Additional cuts is positive for the market and a gift to US/Canada



Additional cuts of 1.2 m bl/d in June from Saudi/Kuwait/UAE yesterday failed to rejoice the oil market and the Brent crude oil price fell 4.3% instead. Today though oil prices are firming a little but the price action (Brent) seems to be centered around the $30/bl mark right now. A depressing thought for OPEC+ must be that side-lined production in the magnitude of 3.5 – 4.5 m bl/d in the US/Canada will be the first to reap the rewards of the production cuts by OPEC+.

Bjarne Schieldrop, Chief analyst commodities, SEB

The Brent crude July contract yesterday moved to an intraday high of $31.47/bl (+1.6%) on the announcement that Saudi Arabia will cut an additional 1 m bl/d in June with Kuwait and UAE also chipping in additional cuts of about 100 k bl/d each. The joy didn’t last and in the end the contract fell back 4.3% on the day to a close of $29.63/bl along with negative equities and concerns over renewed virus outbreaks.

============

• **What you need to do**
1/ Reproduce the stretch of the oil market commentary from "Additional cuts is" through "cuts by OPEC+.", substituting "OPEC Plus" for "OPEC+".
2/ In the oil market commentary, at what price did the Brent crude July contract close on the day of the announcement?
3/ Continue the oil market commentary from its last sentence.
The lines after the oil market commentary have nothing to do with it.

• **Data to examine**
============

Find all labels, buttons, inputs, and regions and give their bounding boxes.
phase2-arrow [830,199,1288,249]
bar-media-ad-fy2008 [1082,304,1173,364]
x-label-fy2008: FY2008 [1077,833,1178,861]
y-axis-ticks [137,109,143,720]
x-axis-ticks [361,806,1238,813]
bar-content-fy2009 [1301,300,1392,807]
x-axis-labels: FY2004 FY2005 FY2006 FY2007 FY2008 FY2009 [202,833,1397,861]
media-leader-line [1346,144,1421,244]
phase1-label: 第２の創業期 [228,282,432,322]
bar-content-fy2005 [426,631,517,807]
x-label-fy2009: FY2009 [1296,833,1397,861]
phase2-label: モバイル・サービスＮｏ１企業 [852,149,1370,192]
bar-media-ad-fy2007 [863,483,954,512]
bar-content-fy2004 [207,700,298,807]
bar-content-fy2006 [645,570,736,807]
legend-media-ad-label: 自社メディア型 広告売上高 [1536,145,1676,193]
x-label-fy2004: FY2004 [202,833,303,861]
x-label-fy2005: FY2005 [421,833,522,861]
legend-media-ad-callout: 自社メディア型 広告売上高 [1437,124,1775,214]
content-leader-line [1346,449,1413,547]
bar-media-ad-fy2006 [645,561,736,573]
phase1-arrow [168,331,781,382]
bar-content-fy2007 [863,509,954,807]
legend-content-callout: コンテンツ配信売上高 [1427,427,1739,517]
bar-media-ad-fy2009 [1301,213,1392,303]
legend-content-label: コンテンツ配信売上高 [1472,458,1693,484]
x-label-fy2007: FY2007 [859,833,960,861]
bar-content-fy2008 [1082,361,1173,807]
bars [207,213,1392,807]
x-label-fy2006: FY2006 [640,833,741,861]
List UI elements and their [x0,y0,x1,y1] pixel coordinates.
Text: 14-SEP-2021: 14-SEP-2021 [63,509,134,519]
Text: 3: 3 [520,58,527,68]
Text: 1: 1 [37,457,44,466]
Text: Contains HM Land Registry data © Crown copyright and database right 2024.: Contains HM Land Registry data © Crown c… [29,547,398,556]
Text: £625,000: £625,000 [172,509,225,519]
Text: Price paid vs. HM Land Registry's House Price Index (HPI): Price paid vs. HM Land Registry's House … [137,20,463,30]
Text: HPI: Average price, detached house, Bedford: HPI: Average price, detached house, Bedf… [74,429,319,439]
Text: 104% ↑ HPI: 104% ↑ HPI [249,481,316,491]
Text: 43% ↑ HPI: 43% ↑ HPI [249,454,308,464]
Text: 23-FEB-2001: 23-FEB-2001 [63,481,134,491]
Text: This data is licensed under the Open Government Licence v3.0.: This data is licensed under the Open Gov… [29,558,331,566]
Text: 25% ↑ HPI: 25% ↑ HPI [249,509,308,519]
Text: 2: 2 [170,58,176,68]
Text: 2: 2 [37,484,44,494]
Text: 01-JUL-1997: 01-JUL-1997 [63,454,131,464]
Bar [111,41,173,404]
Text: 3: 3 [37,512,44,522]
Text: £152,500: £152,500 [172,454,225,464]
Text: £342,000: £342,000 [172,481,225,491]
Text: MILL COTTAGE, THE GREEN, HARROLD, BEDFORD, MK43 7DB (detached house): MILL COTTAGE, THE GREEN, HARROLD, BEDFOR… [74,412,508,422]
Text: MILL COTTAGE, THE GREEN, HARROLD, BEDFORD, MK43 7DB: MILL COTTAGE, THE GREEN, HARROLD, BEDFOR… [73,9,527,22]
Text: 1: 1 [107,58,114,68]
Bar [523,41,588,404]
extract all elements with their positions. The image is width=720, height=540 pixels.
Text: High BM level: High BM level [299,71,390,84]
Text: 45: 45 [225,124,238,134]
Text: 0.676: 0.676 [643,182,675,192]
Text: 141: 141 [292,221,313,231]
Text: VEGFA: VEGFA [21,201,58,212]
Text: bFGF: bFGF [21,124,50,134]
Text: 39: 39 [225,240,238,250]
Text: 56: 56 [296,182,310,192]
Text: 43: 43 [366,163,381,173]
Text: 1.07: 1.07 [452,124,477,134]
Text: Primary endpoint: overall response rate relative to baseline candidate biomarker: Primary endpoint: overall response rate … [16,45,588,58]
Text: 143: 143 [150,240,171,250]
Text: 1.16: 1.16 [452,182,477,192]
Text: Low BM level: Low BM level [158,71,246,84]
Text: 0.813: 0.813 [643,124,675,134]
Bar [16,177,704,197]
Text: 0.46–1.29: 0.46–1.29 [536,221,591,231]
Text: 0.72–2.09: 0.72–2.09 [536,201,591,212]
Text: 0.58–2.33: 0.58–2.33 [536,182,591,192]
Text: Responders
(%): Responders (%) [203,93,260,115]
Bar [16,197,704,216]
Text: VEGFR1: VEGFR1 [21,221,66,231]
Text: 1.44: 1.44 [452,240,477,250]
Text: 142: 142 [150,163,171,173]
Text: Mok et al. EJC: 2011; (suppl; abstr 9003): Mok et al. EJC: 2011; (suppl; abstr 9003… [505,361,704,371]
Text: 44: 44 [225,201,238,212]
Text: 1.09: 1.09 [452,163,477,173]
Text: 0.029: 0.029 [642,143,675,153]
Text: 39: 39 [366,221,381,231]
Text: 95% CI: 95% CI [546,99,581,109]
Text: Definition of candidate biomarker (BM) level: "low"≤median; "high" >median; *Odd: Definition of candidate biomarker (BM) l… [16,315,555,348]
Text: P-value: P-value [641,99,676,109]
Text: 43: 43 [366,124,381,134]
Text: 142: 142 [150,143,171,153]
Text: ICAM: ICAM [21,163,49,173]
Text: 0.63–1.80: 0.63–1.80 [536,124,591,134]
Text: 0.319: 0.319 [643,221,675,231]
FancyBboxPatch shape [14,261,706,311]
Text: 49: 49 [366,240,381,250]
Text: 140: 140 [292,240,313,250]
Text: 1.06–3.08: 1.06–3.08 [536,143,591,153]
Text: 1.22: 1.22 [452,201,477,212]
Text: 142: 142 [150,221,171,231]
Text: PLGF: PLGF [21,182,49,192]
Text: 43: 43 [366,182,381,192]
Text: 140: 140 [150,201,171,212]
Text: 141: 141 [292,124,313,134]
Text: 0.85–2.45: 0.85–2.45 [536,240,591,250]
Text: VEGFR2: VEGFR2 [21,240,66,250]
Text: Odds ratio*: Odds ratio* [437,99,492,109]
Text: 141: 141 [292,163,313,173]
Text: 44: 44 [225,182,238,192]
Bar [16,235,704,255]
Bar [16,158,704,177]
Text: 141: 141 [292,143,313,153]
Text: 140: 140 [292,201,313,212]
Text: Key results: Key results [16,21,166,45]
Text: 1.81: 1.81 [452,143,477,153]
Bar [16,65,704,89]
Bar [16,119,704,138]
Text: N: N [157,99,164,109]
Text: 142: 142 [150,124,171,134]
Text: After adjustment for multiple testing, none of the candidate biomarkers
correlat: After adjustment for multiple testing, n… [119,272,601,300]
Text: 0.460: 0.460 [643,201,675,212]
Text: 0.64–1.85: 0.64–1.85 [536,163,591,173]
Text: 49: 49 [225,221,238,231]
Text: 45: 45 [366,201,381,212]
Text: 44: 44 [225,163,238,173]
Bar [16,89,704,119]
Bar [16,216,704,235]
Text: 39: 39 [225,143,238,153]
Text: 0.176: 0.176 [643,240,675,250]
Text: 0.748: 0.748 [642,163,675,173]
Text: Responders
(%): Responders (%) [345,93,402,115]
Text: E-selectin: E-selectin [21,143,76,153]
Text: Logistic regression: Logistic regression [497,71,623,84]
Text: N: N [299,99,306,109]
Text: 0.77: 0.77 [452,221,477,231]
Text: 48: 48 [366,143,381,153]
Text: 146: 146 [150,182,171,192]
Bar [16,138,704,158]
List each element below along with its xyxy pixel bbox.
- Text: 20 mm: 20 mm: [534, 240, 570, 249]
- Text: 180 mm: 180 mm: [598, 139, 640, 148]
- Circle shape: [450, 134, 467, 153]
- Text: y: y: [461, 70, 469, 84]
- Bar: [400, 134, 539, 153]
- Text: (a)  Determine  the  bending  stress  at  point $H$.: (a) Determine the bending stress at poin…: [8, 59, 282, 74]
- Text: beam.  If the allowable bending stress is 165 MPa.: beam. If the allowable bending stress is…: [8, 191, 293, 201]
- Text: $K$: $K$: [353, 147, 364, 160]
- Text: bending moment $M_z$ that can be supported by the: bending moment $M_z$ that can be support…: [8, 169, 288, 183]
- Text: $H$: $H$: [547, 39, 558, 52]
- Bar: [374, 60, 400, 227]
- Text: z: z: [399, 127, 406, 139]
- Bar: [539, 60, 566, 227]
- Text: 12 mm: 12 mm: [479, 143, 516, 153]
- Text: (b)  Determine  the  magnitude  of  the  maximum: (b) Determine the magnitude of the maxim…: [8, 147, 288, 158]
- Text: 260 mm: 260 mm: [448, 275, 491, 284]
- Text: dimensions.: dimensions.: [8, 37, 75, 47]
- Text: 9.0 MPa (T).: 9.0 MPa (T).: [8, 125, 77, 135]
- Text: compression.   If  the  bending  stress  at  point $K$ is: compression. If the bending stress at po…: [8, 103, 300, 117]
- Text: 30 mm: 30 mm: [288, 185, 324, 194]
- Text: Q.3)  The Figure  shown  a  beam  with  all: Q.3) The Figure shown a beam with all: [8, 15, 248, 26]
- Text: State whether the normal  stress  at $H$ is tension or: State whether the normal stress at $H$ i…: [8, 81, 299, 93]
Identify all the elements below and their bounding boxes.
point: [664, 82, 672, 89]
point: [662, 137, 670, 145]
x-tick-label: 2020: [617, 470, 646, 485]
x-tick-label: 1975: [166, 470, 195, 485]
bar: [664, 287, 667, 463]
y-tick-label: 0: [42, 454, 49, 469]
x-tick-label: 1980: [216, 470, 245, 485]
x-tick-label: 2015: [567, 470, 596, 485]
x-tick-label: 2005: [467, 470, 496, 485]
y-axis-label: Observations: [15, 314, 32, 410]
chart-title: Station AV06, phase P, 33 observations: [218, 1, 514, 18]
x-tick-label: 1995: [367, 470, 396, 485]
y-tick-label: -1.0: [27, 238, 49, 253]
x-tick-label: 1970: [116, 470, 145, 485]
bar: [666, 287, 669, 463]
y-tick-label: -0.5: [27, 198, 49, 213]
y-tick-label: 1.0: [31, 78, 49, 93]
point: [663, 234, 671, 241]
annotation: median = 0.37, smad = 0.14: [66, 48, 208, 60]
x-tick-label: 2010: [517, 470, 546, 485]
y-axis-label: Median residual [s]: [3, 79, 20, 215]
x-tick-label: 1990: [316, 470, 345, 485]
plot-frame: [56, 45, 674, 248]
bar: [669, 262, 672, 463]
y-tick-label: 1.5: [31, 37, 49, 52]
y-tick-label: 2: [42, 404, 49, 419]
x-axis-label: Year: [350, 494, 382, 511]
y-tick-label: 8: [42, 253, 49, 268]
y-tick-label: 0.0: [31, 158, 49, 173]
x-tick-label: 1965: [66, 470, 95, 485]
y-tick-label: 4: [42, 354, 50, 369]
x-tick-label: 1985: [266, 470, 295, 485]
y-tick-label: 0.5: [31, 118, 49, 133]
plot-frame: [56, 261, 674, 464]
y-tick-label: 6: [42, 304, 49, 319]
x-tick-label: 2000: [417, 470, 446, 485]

============

• **Answer section**
1/
Additional cuts is positive for the market and a gift to US/Canada



Additional cuts of 1.2 m bl/d in June from Saudi/Kuwait/UAE yesterday failed to rejoice the oil market and the Brent crude oil price fell 4.3% instead. Today though oil prices are firming a little but the price action (Brent) seems to be centered around the $30/bl mark right now. A depressing thought for OPEC Plus must be that side-lined production in the magnitude of 3.5 – 4.5 m bl/d in the US/Canada will be the first to reap the rewards of the production cuts by OPEC Plus.

2/ $29.63/bl

3/
This morning Brent is inching 1.7% higher to $30.1/bl with the June WTI contract a little bit feistier gaining 2.7% to $24.8/bl. Overall market sentiment is on the negative side with lower equities and metals so oil is mostly going up on its own today. Market is obviously far from certain that the additional cuts announced yesterday will be able to drive the oil price materially higher but is today the conclusion that yes, the additional cuts are naturally positive on the margin.

The announcement yesterday was that Saudi/Kuwait/UAE will together make an additional 1.2 m bl/d cut in June versus already pledge cuts with Saudi cutting 1 m bl/d more to 7.5 m bl/d, Kuwait 0.08 m bl/d to 2.1 m bl/d and UAE 0.1 m bl/d to 2.35 m bl/d. Political pressure from the US, strained state finances in Saudi/Kuwait/UAE and a wish to re-balance the oil market and revive oil prices as quickly as possible lay behind the announcement.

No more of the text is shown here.